● **To do**
Render this sentence from the libxml memory-handling thread in Spanish: "It certainly wouldn't have the behavior that perl is expecting."

● **Text extract**
= = =

No, what that says is that it can't be called concurrently by more
than one thread.  If there were such a restriction then our own code
wouldn't work at all, because we call it every time through xml_parse()
or xpath().

> Even if this were fixed, however, I'm still not convinced that we'll be 
> able to call libxml2 from perl after we've installed our memory handler 
> (xml_palloc).

Yeah, I'm wondering about that too.  It certainly wouldn't have the
behavior that perl is expecting.

We could possibly use xmlMemGet() to fetch the prior settings and then
restore them after we are done, but making sure that happens after an
error would be a bit tricky.
        regards, tom lane


Re: libxml incompatibility

From
Tom Lane
Date:
I wrote:
> We could possibly use xmlMemGet() to fetch the prior settings and then
> restore them after we are done, but making sure that happens after an
> error would be a bit tricky.

I experimented with this a bit, and came up with the attached patch.
Basically what it does is revert libxml to its native memory management
methods anytime LibxmlContext doesn't exist.  It fixes Alvaro's original
test case and some variants that I stumbled across, but I can't say that
I have a lot of faith in it.  I see at least a couple of risk factors:

* it doesn't scale to the case where some other code is doing the same
kind of thing --- the pointers we saved during xml_init might or might
not still be appropriate to restore at end of transaction.

* suppose that a plperl function does some Perlish XML stuff, then calls
a SQL function that calls something in xml.c.  When we start up use of
LibxmlContext we'll wipe the internal state of libxml (which we *have*
to do; this still crashes trivially without the added xmlCleanupParser
call).  Can this break anything that the perl XML code is expecting to
still be valid when control gets back to it?

If this doesn't work then I'm afraid we'll need some radical rethinking
of the way we handle libxml memory management...

Please test.  I'm not much with either Perl or XML and have little
idea of how to stress this.

            regards, tom lane

Index: src/backend/utils/adt/xml.c
===================================================================
RCS file: /cvsroot/pgsql/src/backend/utils/adt/xml.c,v
retrieving revision 1.83
diff -c -r1.83 xml.c
*** src/backend/utils/adt/xml.c    7 Jan 2009 13:44:37 -0000    1.83
--- src/backend/utils/adt/xml.c    22 Mar 2009 03:00:34 -0000
***************
*** 40,45 ****
--- 40,49 ----
   * not very good about specifying this, but for now we assume that
   * xmlCleanupParser() will get rid of anything we need to worry about.

= = =

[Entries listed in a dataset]
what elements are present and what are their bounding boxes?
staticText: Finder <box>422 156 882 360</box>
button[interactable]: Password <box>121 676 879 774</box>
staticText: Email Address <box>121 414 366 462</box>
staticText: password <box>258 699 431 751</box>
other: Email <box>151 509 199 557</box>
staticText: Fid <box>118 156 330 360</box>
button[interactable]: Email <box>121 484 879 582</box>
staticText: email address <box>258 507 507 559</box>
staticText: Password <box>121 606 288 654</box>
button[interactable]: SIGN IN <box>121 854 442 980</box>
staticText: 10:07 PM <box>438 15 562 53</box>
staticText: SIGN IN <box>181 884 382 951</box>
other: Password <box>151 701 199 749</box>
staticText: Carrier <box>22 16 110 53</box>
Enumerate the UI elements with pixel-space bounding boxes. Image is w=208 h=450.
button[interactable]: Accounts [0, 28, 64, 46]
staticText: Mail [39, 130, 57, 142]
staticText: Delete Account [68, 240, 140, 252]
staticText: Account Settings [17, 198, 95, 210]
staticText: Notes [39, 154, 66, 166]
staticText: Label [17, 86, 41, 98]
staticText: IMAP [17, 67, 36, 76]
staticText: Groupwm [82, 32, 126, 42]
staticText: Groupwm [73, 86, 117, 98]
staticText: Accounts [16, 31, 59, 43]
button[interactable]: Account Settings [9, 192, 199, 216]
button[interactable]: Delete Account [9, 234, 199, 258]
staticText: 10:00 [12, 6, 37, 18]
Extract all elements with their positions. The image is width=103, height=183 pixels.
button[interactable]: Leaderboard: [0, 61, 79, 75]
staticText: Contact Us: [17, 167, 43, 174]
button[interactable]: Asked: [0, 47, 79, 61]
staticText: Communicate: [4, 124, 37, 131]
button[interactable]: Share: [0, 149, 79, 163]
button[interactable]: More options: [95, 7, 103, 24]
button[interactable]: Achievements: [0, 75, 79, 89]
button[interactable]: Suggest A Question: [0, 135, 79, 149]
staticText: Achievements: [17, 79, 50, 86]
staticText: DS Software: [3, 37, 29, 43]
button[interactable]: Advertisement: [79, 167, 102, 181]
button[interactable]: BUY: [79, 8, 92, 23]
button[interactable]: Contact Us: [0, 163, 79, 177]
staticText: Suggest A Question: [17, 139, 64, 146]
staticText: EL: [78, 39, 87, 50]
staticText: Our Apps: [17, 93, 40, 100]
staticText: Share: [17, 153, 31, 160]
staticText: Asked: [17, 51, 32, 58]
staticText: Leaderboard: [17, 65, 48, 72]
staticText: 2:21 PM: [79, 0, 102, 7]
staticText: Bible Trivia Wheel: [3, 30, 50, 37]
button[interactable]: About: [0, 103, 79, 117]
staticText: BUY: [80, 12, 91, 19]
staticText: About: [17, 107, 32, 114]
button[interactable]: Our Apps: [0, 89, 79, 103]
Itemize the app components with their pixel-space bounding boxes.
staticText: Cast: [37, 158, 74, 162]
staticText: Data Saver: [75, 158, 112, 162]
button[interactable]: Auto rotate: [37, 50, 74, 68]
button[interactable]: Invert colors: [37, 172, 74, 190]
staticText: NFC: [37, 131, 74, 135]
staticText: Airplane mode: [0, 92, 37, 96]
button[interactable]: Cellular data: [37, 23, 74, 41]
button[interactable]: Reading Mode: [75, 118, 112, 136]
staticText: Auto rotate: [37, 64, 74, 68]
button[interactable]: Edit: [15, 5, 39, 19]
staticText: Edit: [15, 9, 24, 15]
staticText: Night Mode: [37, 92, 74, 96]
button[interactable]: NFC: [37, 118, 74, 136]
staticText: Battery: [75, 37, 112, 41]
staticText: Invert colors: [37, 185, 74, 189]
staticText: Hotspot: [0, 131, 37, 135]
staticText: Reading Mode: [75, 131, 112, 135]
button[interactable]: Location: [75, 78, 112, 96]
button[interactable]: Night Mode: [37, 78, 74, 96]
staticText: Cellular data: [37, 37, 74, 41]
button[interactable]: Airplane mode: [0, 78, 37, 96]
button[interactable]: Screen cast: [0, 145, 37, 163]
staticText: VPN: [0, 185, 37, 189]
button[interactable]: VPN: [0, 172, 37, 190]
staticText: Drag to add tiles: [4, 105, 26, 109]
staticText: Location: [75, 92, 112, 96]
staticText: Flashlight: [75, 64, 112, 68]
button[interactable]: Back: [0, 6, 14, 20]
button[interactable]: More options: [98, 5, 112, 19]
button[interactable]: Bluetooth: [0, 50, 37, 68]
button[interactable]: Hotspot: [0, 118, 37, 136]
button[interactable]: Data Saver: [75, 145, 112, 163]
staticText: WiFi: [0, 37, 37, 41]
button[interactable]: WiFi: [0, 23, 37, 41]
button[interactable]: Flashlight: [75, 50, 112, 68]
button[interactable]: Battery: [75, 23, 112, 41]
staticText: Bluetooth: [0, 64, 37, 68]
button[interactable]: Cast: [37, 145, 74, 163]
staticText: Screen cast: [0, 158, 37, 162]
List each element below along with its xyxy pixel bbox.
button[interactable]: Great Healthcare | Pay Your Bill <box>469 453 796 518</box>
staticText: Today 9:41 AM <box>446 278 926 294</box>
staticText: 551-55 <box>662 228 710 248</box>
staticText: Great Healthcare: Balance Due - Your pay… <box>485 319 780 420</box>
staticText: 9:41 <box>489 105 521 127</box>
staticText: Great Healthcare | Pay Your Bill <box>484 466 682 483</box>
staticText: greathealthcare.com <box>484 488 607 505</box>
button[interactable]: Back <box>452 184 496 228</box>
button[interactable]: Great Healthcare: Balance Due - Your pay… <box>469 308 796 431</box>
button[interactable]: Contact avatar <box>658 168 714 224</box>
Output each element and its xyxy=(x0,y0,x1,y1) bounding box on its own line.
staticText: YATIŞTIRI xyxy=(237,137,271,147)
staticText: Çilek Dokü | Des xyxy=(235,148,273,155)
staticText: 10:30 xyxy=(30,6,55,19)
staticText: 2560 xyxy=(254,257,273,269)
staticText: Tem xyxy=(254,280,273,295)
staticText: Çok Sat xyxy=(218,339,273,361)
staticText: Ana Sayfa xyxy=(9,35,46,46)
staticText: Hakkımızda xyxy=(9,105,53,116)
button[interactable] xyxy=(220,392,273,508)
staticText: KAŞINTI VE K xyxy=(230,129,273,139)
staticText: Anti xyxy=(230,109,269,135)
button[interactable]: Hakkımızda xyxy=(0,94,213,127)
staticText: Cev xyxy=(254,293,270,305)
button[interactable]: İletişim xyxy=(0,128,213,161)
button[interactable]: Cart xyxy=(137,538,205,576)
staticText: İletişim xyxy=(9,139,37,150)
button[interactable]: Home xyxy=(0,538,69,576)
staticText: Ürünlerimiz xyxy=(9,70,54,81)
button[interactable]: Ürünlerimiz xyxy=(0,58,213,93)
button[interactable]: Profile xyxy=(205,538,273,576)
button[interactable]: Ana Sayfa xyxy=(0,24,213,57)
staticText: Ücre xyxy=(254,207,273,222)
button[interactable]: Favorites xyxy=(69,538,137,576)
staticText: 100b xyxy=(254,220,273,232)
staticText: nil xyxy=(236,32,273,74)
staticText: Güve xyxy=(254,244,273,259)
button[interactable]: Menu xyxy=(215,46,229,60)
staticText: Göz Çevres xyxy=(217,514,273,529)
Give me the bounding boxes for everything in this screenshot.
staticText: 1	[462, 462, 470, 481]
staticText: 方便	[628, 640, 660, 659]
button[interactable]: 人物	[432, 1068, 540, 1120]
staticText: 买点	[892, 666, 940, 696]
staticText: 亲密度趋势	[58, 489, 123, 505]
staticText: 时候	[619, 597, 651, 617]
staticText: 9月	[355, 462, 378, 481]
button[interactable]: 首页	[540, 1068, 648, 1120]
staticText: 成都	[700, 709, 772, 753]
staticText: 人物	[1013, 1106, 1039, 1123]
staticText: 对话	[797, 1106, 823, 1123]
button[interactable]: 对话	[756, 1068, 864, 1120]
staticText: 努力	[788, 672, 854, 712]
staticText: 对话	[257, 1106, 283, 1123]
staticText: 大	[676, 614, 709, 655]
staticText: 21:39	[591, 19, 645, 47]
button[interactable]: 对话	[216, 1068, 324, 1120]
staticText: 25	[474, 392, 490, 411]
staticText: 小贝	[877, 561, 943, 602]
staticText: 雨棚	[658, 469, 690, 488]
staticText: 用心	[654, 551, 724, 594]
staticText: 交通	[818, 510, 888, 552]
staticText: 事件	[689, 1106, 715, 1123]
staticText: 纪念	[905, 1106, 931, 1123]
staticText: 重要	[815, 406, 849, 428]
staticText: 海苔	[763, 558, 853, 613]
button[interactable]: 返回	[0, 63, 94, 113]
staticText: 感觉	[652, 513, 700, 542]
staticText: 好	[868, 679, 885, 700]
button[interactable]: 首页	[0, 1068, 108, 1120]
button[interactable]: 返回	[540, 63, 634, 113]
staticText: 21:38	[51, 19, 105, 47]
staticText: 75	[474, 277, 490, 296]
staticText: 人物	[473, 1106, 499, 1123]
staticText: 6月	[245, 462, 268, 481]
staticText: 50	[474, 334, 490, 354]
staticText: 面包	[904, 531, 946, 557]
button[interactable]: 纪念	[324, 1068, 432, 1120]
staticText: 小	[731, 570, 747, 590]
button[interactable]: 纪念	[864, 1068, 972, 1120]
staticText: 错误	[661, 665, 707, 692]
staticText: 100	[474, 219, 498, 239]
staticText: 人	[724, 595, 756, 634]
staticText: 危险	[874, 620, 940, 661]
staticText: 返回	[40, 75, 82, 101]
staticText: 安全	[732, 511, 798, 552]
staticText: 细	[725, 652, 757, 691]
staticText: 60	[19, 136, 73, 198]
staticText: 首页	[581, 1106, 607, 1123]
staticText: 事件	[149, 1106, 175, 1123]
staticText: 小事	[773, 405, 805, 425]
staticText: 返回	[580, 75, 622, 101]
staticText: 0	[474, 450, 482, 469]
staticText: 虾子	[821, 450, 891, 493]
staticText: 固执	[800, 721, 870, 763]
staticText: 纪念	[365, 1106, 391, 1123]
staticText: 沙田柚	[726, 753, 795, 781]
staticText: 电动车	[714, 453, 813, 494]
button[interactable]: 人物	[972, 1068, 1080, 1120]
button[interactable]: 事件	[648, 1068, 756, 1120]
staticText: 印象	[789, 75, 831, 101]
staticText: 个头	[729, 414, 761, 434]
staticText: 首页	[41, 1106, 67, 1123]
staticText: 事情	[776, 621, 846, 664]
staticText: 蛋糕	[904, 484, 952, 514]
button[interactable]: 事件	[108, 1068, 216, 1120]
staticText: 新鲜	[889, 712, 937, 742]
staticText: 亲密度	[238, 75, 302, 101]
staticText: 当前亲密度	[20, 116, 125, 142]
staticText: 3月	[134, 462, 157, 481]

= = =

● **Reply to the exercise**
Desde luego, no tendría el comportamiento que perl espera.